(Data entries)
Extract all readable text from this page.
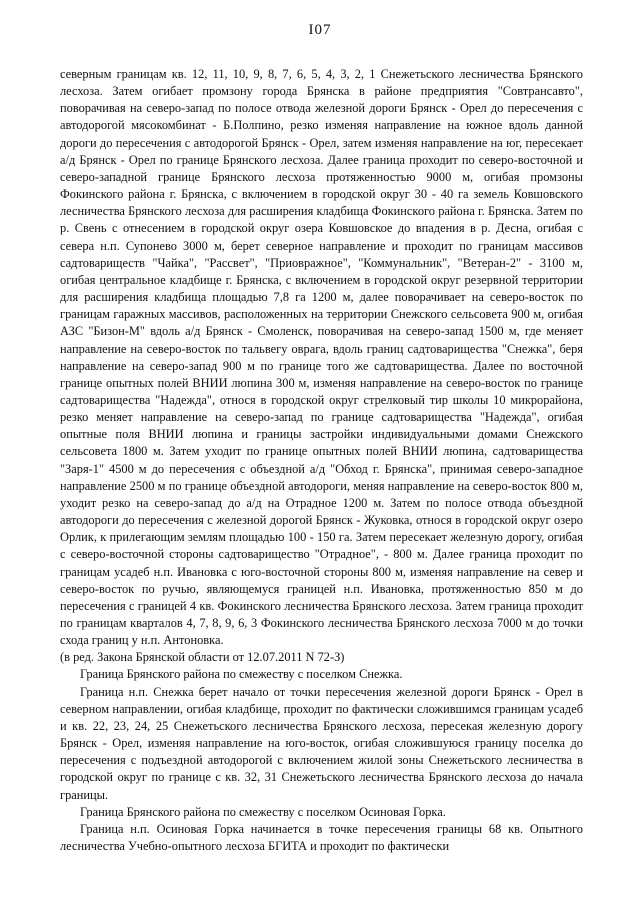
I07

северным границам кв. 12, 11, 10, 9, 8, 7, 6, 5, 4, 3, 2, 1 Снежетьского лесничества Брянского лесхоза. Затем огибает промзону города Брянска в районе предприятия "Совтрансавто", поворачивая на северо-запад по полосе отвода железной дороги Брянск - Орел до пересечения с автодорогой мясокомбинат - Б.Полпино, резко изменяя направление на южное вдоль данной дороги до пересечения с автодорогой Брянск - Орел, затем изменяя направление на юг, пересекает а/д Брянск - Орел по границе Брянского лесхоза. Далее граница проходит по северо-восточной и северо-западной границе Брянского лесхоза протяженностью 9000 м, огибая промзоны Фокинского района г. Брянска, с включением в городской округ 30 - 40 га земель Ковшовского лесничества Брянского лесхоза для расширения кладбища Фокинского района г. Брянска. Затем по р. Свень с отнесением в городской округ озера Ковшовское до впадения в р. Десна, огибая с севера н.п. Супонево 3000 м, берет северное направление и проходит по границам массивов садтовариществ "Чайка", "Рассвет", "Приовражное", "Коммунальник", "Ветеран-2" - 3100 м, огибая центральное кладбище г. Брянска, с включением в городской округ резервной территории для расширения кладбища площадью 7,8 га 1200 м, далее поворачивает на северо-восток по границам гаражных массивов, расположенных на территории Снежского сельсовета 900 м, огибая АЗС "Бизон-М" вдоль а/д Брянск - Смоленск, поворачивая на северо-запад 1500 м, где меняет направление на северо-восток по тальвегу оврага, вдоль границ садтоварищества "Снежка", беря направление на северо-запад 900 м по границе того же садтоварищества. Далее по восточной границе опытных полей ВНИИ люпина 300 м, изменяя направление на северо-восток по границе садтоварищества "Надежда", относя в городской округ стрелковый тир школы 10 микрорайона, резко меняет направление на северо-запад по границе садтоварищества "Надежда", огибая опытные поля ВНИИ люпина и границы застройки индивидуальными домами Снежского сельсовета 1800 м. Затем уходит по границе опытных полей ВНИИ люпина, садтоварищества "Заря-1" 4500 м до пересечения с объездной а/д "Обход г. Брянска", принимая северо-западное направление 2500 м по границе объездной автодороги, меняя направление на северо-восток 800 м, уходит резко на северо-запад до а/д на Отрадное 1200 м. Затем по полосе отвода объездной автодороги до пересечения с железной дорогой Брянск - Жуковка, относя в городской округ озеро Орлик, к прилегающим землям площадью 100 - 150 га. Затем пересекает железную дорогу, огибая с северо-восточной стороны садтоварищество "Отрадное", - 800 м. Далее граница проходит по границам усадеб н.п. Ивановка с юго-восточной стороны 800 м, изменяя направление на север и северо-восток по ручью, являющемуся границей н.п. Ивановка, протяженностью 850 м до пересечения с границей 4 кв. Фокинского лесничества Брянского лесхоза. Затем граница проходит по границам кварталов 4, 7, 8, 9, 6, 3 Фокинского лесничества Брянского лесхоза 7000 м до точки схода границ у н.п. Антоновка.

(в ред. Закона Брянской области от 12.07.2011 N 72-З)

Граница Брянского района по смежеству с поселком Снежка.

Граница н.п. Снежка берет начало от точки пересечения железной дороги Брянск - Орел в северном направлении, огибая кладбище, проходит по фактически сложившимся границам усадеб и кв. 22, 23, 24, 25 Снежетьского лесничества Брянского лесхоза, пересекая железную дорогу Брянск - Орел, изменяя направление на юго-восток, огибая сложившуюся границу поселка до пересечения с подъездной автодорогой с включением жилой зоны Снежетьского лесничества в городской округ по границе с кв. 32, 31 Снежетьского лесничества Брянского лесхоза до начала границы.

Граница Брянского района по смежеству с поселком Осиновая Горка.

Граница н.п. Осиновая Горка начинается в точке пересечения границы 68 кв. Опытного лесничества Учебно-опытного лесхоза БГИТА и проходит по фактически
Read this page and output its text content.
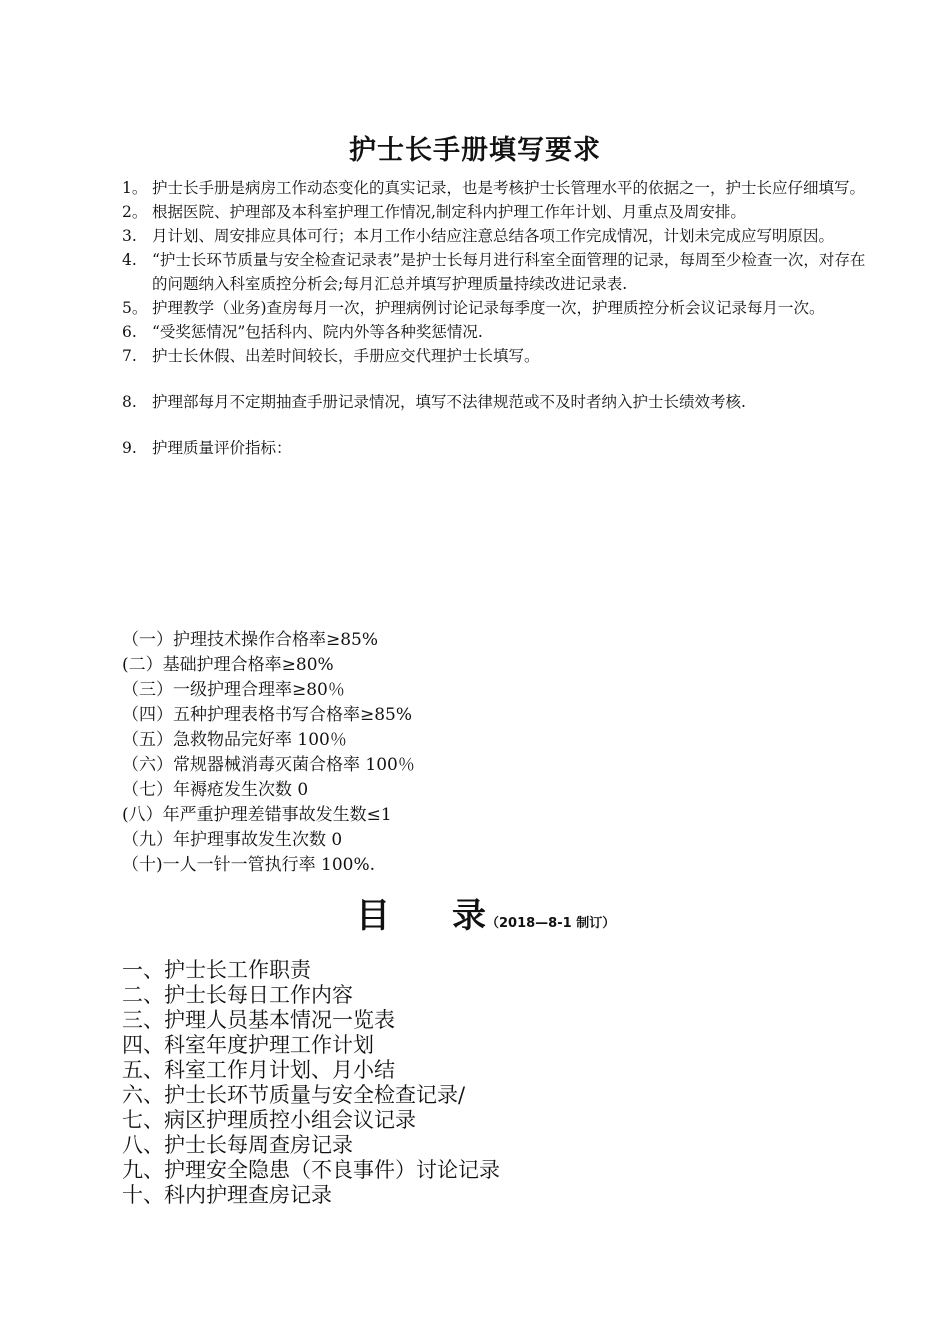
护士长手册填写要求

1。 护士长手册是病房工作动态变化的真实记录，也是考核护士长管理水平的依据之一，护士长应仔细填写。

2。 根据医院、护理部及本科室护理工作情况,制定科内护理工作年计划、月重点及周安排。

3. 月计划、周安排应具体可行；本月工作小结应注意总结各项工作完成情况，计划未完成应写明原因。

4. “护士长环节质量与安全检查记录表”是护士长每月进行科室全面管理的记录，每周至少检查一次，对存在的问题纳入科室质控分析会;每月汇总并填写护理质量持续改进记录表.

5。 护理教学（业务)查房每月一次，护理病例讨论记录每季度一次，护理质控分析会议记录每月一次。

6. “受奖惩情况”包括科内、院内外等各种奖惩情况.

7. 护士长休假、出差时间较长，手册应交代理护士长填写。

8. 护理部每月不定期抽查手册记录情况，填写不法律规范或不及时者纳入护士长绩效考核.

9. 护理质量评价指标：

（一）护理技术操作合格率≥85%
(二）基础护理合格率≥80%
（三）一级护理合理率≥80％
（四）五种护理表格书写合格率≥85%
（五）急救物品完好率 100％
（六）常规器械消毒灭菌合格率 100％
（七）年褥疮发生次数 0
(八）年严重护理差错事故发生数≤1
（九）年护理事故发生次数 0
（十)一人一针一管执行率 100%.
目 录（2018—8-1 制订）
一、护士长工作职责
二、护士长每日工作内容
三、护理人员基本情况一览表
四、科室年度护理工作计划
五、科室工作月计划、月小结
六、护士长环节质量与安全检查记录/
七、病区护理质控小组会议记录
八、护士长每周查房记录
九、护理安全隐患（不良事件）讨论记录
十、科内护理查房记录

| Your objective |
Reproduce all of the entries word for word, skipping any pictures they hold.

| Result |
Extract all readable text from this page.
I07

северным границам кв. 12, 11, 10, 9, 8, 7, 6, 5, 4, 3, 2, 1 Снежетьского лесничества Брянского лесхоза. Затем огибает промзону города Брянска в районе предприятия "Совтрансавто", поворачивая на северо-запад по полосе отвода железной дороги Брянск - Орел до пересечения с автодорогой мясокомбинат - Б.Полпино, резко изменяя направление на южное вдоль данной дороги до пересечения с автодорогой Брянск - Орел, затем изменяя направление на юг, пересекает а/д Брянск - Орел по границе Брянского лесхоза. Далее граница проходит по северо-восточной и северо-западной границе Брянского лесхоза протяженностью 9000 м, огибая промзоны Фокинского района г. Брянска, с включением в городской округ 30 - 40 га земель Ковшовского лесничества Брянского лесхоза для расширения кладбища Фокинского района г. Брянска. Затем по р. Свень с отнесением в городской округ озера Ковшовское до впадения в р. Десна, огибая с севера н.п. Супонево 3000 м, берет северное направление и проходит по границам массивов садтовариществ "Чайка", "Рассвет", "Приовражное", "Коммунальник", "Ветеран-2" - 3100 м, огибая центральное кладбище г. Брянска, с включением в городской округ резервной территории для расширения кладбища площадью 7,8 га 1200 м, далее поворачивает на северо-восток по границам гаражных массивов, расположенных на территории Снежского сельсовета 900 м, огибая АЗС "Бизон-М" вдоль а/д Брянск - Смоленск, поворачивая на северо-запад 1500 м, где меняет направление на северо-восток по тальвегу оврага, вдоль границ садтоварищества "Снежка", беря направление на северо-запад 900 м по границе того же садтоварищества. Далее по восточной границе опытных полей ВНИИ люпина 300 м, изменяя направление на северо-восток по границе садтоварищества "Надежда", относя в городской округ стрелковый тир школы 10 микрорайона, резко меняет направление на северо-запад по границе садтоварищества "Надежда", огибая опытные поля ВНИИ люпина и границы застройки индивидуальными домами Снежского сельсовета 1800 м. Затем уходит по границе опытных полей ВНИИ люпина, садтоварищества "Заря-1" 4500 м до пересечения с объездной а/д "Обход г. Брянска", принимая северо-западное направление 2500 м по границе объездной автодороги, меняя направление на северо-восток 800 м, уходит резко на северо-запад до а/д на Отрадное 1200 м. Затем по полосе отвода объездной автодороги до пересечения с железной дорогой Брянск - Жуковка, относя в городской округ озеро Орлик, к прилегающим землям площадью 100 - 150 га. Затем пересекает железную дорогу, огибая с северо-восточной стороны садтоварищество "Отрадное", - 800 м. Далее граница проходит по границам усадеб н.п. Ивановка с юго-восточной стороны 800 м, изменяя направление на север и северо-восток по ручью, являющемуся границей н.п. Ивановка, протяженностью 850 м до пересечения с границей 4 кв. Фокинского лесничества Брянского лесхоза. Затем граница проходит по границам кварталов 4, 7, 8, 9, 6, 3 Фокинского лесничества Брянского лесхоза 7000 м до точки схода границ у н.п. Антоновка.

(в ред. Закона Брянской области от 12.07.2011 N 72-З)

Граница Брянского района по смежеству с поселком Снежка.

Граница н.п. Снежка берет начало от точки пересечения железной дороги Брянск - Орел в северном направлении, огибая кладбище, проходит по фактически сложившимся границам усадеб и кв. 22, 23, 24, 25 Снежетьского лесничества Брянского лесхоза, пересекая железную дорогу Брянск - Орел, изменяя направление на юго-восток, огибая сложившуюся границу поселка до пересечения с подъездной автодорогой с включением жилой зоны Снежетьского лесничества в городской округ по границе с кв. 32, 31 Снежетьского лесничества Брянского лесхоза до начала границы.

Граница Брянского района по смежеству с поселком Осиновая Горка.

Граница н.п. Осиновая Горка начинается в точке пересечения границы 68 кв. Опытного лесничества Учебно-опытного лесхоза БГИТА и проходит по фактически
Read this page and output its text content.
护士长手册填写要求

1。 护士长手册是病房工作动态变化的真实记录，也是考核护士长管理水平的依据之一，护士长应仔细填写。

2。 根据医院、护理部及本科室护理工作情况,制定科内护理工作年计划、月重点及周安排。

3. 月计划、周安排应具体可行；本月工作小结应注意总结各项工作完成情况，计划未完成应写明原因。

4. “护士长环节质量与安全检查记录表”是护士长每月进行科室全面管理的记录，每周至少检查一次，对存在的问题纳入科室质控分析会;每月汇总并填写护理质量持续改进记录表.

5。 护理教学（业务)查房每月一次，护理病例讨论记录每季度一次，护理质控分析会议记录每月一次。

6. “受奖惩情况”包括科内、院内外等各种奖惩情况.

7. 护士长休假、出差时间较长，手册应交代理护士长填写。

8. 护理部每月不定期抽查手册记录情况，填写不法律规范或不及时者纳入护士长绩效考核.

9. 护理质量评价指标：

（一）护理技术操作合格率≥85%
(二）基础护理合格率≥80%
（三）一级护理合理率≥80％
（四）五种护理表格书写合格率≥85%
（五）急救物品完好率 100％
（六）常规器械消毒灭菌合格率 100％
（七）年褥疮发生次数 0
(八）年严重护理差错事故发生数≤1
（九）年护理事故发生次数 0
（十)一人一针一管执行率 100%.
目 录（2018—8-1 制订）
一、护士长工作职责
二、护士长每日工作内容
三、护理人员基本情况一览表
四、科室年度护理工作计划
五、科室工作月计划、月小结
六、护士长环节质量与安全检查记录/
七、病区护理质控小组会议记录
八、护士长每周查房记录
九、护理安全隐患（不良事件）讨论记录
十、科内护理查房记录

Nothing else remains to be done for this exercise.